* _INPUT MATERIAL_
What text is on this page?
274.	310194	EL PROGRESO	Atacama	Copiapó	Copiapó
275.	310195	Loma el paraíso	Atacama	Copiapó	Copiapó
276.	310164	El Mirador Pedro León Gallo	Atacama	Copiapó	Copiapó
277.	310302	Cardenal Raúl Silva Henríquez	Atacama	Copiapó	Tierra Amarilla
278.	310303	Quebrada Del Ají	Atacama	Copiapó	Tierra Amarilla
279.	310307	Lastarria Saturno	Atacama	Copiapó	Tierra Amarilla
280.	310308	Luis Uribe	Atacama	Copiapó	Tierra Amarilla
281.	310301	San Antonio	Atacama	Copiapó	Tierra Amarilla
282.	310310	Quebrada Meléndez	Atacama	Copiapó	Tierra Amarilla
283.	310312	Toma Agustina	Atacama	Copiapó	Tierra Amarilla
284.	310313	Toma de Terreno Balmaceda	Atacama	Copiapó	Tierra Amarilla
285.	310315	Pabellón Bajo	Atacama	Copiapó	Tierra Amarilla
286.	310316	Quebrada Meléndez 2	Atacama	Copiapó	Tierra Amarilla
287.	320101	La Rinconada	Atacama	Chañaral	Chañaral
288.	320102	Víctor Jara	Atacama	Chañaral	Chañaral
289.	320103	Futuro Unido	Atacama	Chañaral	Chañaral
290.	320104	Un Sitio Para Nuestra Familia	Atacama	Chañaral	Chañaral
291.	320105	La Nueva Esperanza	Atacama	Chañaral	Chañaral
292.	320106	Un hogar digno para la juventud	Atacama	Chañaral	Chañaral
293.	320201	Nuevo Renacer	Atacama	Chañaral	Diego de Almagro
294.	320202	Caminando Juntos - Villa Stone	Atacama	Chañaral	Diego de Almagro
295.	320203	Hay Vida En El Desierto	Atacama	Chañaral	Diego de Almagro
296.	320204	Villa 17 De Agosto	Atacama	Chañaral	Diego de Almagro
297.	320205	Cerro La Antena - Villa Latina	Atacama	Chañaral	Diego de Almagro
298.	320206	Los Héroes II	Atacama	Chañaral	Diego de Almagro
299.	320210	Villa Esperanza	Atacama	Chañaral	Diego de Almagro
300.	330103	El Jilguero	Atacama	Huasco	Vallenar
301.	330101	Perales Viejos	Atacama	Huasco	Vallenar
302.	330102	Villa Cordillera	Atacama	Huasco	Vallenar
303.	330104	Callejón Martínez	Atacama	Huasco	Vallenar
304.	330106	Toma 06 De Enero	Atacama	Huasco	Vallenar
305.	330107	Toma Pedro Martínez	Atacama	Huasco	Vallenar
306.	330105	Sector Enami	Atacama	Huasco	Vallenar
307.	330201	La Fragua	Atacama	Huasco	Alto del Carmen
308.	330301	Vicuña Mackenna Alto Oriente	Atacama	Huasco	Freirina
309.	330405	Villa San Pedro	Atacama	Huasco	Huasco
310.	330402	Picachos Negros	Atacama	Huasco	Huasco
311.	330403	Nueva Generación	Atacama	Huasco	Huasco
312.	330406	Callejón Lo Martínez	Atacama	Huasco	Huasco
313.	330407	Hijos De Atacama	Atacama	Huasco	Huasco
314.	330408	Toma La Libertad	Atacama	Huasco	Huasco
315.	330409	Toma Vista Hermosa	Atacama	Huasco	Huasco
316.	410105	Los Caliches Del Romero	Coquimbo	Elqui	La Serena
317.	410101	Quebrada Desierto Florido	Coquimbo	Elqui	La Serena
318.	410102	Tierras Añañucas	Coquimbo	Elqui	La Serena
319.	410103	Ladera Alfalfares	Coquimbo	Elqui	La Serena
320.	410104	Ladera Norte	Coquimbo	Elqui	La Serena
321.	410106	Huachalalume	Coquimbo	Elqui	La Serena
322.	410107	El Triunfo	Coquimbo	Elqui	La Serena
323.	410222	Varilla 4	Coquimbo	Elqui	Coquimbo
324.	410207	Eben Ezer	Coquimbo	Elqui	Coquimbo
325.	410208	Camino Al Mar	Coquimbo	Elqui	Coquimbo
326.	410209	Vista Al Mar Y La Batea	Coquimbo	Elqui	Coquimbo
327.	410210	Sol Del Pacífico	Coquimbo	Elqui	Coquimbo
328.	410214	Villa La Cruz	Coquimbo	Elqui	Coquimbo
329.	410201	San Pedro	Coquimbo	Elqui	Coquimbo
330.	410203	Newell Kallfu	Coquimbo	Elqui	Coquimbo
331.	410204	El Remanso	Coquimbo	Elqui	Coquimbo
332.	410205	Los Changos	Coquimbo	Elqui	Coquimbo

==

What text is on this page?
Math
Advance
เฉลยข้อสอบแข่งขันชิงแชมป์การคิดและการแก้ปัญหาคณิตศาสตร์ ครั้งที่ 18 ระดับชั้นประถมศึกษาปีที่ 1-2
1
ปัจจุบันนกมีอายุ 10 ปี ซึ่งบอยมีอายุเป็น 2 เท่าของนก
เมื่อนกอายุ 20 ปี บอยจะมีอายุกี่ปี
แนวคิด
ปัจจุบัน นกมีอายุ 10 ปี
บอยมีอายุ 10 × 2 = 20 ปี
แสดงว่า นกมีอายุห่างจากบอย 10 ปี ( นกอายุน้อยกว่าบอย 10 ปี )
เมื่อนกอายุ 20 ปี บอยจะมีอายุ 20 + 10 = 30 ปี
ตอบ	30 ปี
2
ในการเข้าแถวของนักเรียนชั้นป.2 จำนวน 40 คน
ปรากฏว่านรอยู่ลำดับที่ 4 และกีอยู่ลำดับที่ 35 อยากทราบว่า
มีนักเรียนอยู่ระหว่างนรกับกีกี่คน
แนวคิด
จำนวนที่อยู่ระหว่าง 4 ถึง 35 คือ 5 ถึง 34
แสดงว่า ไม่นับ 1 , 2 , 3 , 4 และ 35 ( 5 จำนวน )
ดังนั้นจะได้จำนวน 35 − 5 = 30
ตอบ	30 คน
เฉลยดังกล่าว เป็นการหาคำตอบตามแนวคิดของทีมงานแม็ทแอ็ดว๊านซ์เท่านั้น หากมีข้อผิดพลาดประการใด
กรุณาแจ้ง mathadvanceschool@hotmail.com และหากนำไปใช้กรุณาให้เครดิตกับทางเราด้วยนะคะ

--

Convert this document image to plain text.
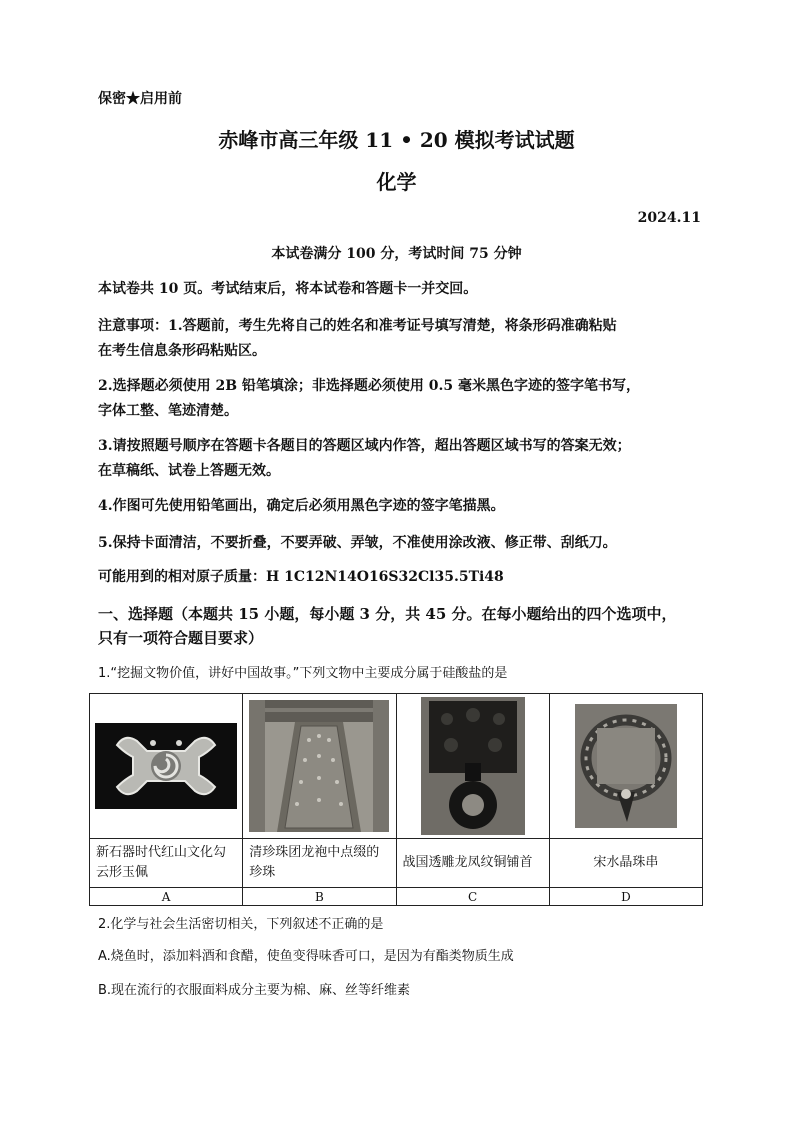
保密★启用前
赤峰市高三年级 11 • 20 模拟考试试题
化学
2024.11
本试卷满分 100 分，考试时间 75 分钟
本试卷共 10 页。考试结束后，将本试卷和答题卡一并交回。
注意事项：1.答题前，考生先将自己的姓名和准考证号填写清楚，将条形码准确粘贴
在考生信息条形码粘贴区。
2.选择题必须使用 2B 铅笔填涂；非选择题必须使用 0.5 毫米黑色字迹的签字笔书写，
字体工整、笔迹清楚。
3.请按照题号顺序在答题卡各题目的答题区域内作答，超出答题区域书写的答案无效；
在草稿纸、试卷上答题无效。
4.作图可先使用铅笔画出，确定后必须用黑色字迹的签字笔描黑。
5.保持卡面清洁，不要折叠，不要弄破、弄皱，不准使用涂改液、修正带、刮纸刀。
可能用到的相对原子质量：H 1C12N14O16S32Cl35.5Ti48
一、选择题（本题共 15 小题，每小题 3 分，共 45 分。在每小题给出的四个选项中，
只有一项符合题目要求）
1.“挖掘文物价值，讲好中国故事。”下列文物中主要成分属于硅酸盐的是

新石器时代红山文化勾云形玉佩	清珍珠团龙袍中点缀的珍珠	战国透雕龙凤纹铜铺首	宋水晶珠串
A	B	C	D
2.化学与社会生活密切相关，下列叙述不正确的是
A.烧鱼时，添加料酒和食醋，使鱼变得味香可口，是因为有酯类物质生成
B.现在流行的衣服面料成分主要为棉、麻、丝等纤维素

* _DESCRIPTION OF THE TASK_
Search the entries for the word "Meléndez" and copy every line that has it.

* _RESPONSE FOR THIS EXERCISE_
282.	310310	Quebrada Meléndez	Atacama	Copiapó	Tierra Amarilla
286.	310316	Quebrada Meléndez 2	Atacama	Copiapó	Tierra Amarilla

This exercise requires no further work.